> **Work to complete**
Without the images, output each record below as it stands.

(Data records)
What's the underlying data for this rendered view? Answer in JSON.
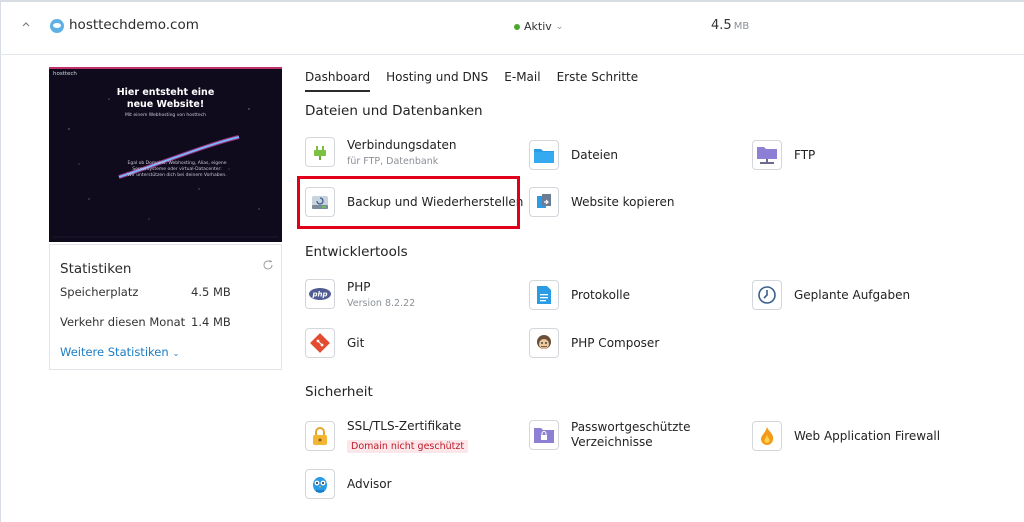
{
  "header": {
    "domain": "hosttechdemo.com",
    "status": "Aktiv",
    "status_color": "#4aa82f",
    "size_value": "4.5",
    "size_unit": "MB",
    "icons": [
      "chevron-up-icon",
      "domain-icon",
      "status-dropdown-icon"
    ]
  },
  "preview": {
    "brand": "hosttech",
    "headline_line1": "Hier entsteht eine",
    "headline_line2": "neue Website!",
    "subline": "Mit einem Webhosting von hosttech",
    "body_line1": "Egal ob Domains, Webhosting, Alias, eigene",
    "body_line2": "Serversysteme oder virtual-Datacenter:",
    "body_line3": "Wir unterstützen dich bei deinem Vorhaben."
  },
  "stats": {
    "title": "Statistiken",
    "storage_label": "Speicherplatz",
    "storage_value": "4.5 MB",
    "traffic_label": "Verkehr diesen Monat",
    "traffic_value": "1.4 MB",
    "more_label": "Weitere Statistiken"
  },
  "tabs": [
    "Dashboard",
    "Hosting und DNS",
    "E-Mail",
    "Erste Schritte"
  ],
  "sections": {
    "files": {
      "title": "Dateien und Datenbanken",
      "tiles": [
        {
          "label": "Verbindungsdaten",
          "sublabel": "für FTP, Datenbank",
          "icon": "plug-icon"
        },
        {
          "label": "Dateien",
          "icon": "folder-icon"
        },
        {
          "label": "FTP",
          "icon": "ftp-folder-icon"
        },
        {
          "label": "Backup und Wiederherstellen",
          "icon": "backup-drive-icon"
        },
        {
          "label": "Website kopieren",
          "icon": "copy-website-icon"
        }
      ]
    },
    "dev": {
      "title": "Entwicklertools",
      "tiles": [
        {
          "label": "PHP",
          "sublabel": "Version 8.2.22",
          "icon": "php-icon"
        },
        {
          "label": "Protokolle",
          "icon": "document-icon"
        },
        {
          "label": "Geplante Aufgaben",
          "icon": "clock-icon"
        },
        {
          "label": "Git",
          "icon": "git-icon"
        },
        {
          "label": "PHP Composer",
          "icon": "composer-icon"
        }
      ]
    },
    "security": {
      "title": "Sicherheit",
      "tiles": [
        {
          "label": "SSL/TLS-Zertifikate",
          "badge": "Domain nicht geschützt",
          "icon": "lock-icon"
        },
        {
          "label_line1": "Passwortgeschützte",
          "label_line2": "Verzeichnisse",
          "icon": "protected-folder-icon"
        },
        {
          "label": "Web Application Firewall",
          "icon": "fire-icon"
        },
        {
          "label": "Advisor",
          "icon": "owl-icon"
        }
      ]
    }
  },
  "colors": {
    "accent_link": "#1a7cc4",
    "highlight": "#e0001a",
    "badge_red": "#c01a2a"
  }
}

> **Answer in full**
What's the underlying data for this rendered view? Answer in JSON.
{
  "header": {
    "domain": "hosttechdemo.com",
    "status": "Aktiv",
    "status_color": "#4aa82f",
    "size_value": "4.5",
    "size_unit": "MB",
    "icons": [
      "chevron-up-icon",
      "domain-icon",
      "status-dropdown-icon"
    ]
  },
  "preview": {
    "brand": "hosttech",
    "headline_line1": "Hier entsteht eine",
    "headline_line2": "neue Website!",
    "subline": "Mit einem Webhosting von hosttech",
    "body_line1": "Egal ob Domains, Webhosting, Alias, eigene",
    "body_line2": "Serversysteme oder virtual-Datacenter:",
    "body_line3": "Wir unterstützen dich bei deinem Vorhaben."
  },
  "stats": {
    "title": "Statistiken",
    "storage_label": "Speicherplatz",
    "storage_value": "4.5 MB",
    "traffic_label": "Verkehr diesen Monat",
    "traffic_value": "1.4 MB",
    "more_label": "Weitere Statistiken"
  },
  "tabs": [
    "Dashboard",
    "Hosting und DNS",
    "E-Mail",
    "Erste Schritte"
  ],
  "sections": {
    "files": {
      "title": "Dateien und Datenbanken",
      "tiles": [
        {
          "label": "Verbindungsdaten",
          "sublabel": "für FTP, Datenbank",
          "icon": "plug-icon"
        },
        {
          "label": "Dateien",
          "icon": "folder-icon"
        },
        {
          "label": "FTP",
          "icon": "ftp-folder-icon"
        },
        {
          "label": "Backup und Wiederherstellen",
          "icon": "backup-drive-icon"
        },
        {
          "label": "Website kopieren",
          "icon": "copy-website-icon"
        }
      ]
    },
    "dev": {
      "title": "Entwicklertools",
      "tiles": [
        {
          "label": "PHP",
          "sublabel": "Version 8.2.22",
          "icon": "php-icon"
        },
        {
          "label": "Protokolle",
          "icon": "document-icon"
        },
        {
          "label": "Geplante Aufgaben",
          "icon": "clock-icon"
        },
        {
          "label": "Git",
          "icon": "git-icon"
        },
        {
          "label": "PHP Composer",
          "icon": "composer-icon"
        }
      ]
    },
    "security": {
      "title": "Sicherheit",
      "tiles": [
        {
          "label": "SSL/TLS-Zertifikate",
          "badge": "Domain nicht geschützt",
          "icon": "lock-icon"
        },
        {
          "label_line1": "Passwortgeschützte",
          "label_line2": "Verzeichnisse",
          "icon": "protected-folder-icon"
        },
        {
          "label": "Web Application Firewall",
          "icon": "fire-icon"
        },
        {
          "label": "Advisor",
          "icon": "owl-icon"
        }
      ]
    }
  },
  "colors": {
    "accent_link": "#1a7cc4",
    "highlight": "#e0001a",
    "badge_red": "#c01a2a"
  }
}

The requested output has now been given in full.